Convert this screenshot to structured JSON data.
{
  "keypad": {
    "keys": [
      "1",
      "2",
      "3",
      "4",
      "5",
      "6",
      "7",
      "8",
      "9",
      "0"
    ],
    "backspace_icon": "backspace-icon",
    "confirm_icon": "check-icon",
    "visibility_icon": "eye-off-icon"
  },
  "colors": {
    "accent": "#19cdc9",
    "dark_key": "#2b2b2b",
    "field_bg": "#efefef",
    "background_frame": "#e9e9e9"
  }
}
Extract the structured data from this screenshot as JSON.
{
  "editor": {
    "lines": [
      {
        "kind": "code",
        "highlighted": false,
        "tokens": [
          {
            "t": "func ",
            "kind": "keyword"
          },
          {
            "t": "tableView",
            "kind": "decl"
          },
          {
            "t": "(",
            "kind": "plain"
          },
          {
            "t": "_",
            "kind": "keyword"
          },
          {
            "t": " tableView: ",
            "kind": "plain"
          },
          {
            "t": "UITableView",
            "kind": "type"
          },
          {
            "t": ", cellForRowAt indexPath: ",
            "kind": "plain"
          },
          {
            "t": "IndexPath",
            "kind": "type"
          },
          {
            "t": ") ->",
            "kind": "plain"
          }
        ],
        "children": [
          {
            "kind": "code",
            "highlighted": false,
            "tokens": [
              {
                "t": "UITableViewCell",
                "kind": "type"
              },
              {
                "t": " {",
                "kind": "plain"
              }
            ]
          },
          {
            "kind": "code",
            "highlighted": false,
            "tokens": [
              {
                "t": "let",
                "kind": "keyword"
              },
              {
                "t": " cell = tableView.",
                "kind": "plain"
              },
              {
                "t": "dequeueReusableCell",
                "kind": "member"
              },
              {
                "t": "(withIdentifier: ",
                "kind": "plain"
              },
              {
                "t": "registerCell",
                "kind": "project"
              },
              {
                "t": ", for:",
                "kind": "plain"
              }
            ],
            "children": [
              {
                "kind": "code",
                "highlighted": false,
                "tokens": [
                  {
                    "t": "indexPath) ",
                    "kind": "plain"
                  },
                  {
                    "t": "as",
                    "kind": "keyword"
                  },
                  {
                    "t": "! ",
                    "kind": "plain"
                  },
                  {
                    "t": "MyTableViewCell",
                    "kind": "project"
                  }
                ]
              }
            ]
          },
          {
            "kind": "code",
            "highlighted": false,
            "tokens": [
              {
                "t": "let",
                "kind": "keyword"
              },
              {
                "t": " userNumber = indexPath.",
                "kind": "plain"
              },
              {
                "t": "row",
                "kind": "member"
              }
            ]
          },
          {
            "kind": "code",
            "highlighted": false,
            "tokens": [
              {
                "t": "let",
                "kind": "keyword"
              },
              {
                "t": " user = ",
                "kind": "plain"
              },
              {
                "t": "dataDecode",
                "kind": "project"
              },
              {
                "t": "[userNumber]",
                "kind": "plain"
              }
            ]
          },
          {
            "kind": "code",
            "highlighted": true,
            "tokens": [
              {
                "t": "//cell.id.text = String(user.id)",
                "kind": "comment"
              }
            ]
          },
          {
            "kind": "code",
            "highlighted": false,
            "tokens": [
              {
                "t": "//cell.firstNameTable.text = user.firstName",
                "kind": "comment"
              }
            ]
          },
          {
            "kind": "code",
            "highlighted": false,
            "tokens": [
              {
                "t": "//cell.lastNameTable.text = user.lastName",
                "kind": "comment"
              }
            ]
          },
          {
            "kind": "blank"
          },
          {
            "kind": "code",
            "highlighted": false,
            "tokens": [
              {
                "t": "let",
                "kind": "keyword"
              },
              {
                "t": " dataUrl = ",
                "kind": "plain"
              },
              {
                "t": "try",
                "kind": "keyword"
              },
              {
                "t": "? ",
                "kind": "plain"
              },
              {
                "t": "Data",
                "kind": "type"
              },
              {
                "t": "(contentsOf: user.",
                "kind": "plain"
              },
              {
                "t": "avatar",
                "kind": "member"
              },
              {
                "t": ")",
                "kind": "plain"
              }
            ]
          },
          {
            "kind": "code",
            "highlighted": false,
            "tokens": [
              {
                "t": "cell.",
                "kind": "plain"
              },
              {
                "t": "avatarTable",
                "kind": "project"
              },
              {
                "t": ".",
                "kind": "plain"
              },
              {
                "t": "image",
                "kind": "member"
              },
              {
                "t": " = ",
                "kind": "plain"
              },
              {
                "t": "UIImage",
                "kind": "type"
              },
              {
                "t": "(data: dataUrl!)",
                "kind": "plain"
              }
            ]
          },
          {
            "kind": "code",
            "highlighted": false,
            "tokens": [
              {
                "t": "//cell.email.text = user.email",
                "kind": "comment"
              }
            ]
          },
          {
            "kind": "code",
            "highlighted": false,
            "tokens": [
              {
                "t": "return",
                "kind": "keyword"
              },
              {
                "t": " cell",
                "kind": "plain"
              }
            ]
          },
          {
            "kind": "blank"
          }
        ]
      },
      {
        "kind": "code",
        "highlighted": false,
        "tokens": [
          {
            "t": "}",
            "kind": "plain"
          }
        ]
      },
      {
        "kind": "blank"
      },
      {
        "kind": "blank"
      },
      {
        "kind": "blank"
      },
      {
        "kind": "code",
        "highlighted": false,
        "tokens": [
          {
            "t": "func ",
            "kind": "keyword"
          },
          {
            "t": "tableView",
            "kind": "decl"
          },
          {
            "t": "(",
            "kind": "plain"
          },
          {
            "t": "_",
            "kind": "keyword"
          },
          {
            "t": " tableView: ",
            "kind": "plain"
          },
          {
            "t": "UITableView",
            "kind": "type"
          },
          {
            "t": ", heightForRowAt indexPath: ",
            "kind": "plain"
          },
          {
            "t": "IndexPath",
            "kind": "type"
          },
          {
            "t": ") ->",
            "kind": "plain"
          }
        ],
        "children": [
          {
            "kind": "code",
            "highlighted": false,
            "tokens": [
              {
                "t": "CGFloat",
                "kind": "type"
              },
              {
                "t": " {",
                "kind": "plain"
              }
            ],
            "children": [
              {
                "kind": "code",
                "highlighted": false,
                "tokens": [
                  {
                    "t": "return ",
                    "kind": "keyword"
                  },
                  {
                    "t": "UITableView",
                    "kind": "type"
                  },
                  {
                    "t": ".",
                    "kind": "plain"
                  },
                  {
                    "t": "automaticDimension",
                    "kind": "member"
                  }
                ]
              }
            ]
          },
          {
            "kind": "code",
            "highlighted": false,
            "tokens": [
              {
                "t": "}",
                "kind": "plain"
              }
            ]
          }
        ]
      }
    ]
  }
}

_What the task asks_: Within the data above, count the lines that contain the string "this"; the reply is the number alone.

_Response below_: 2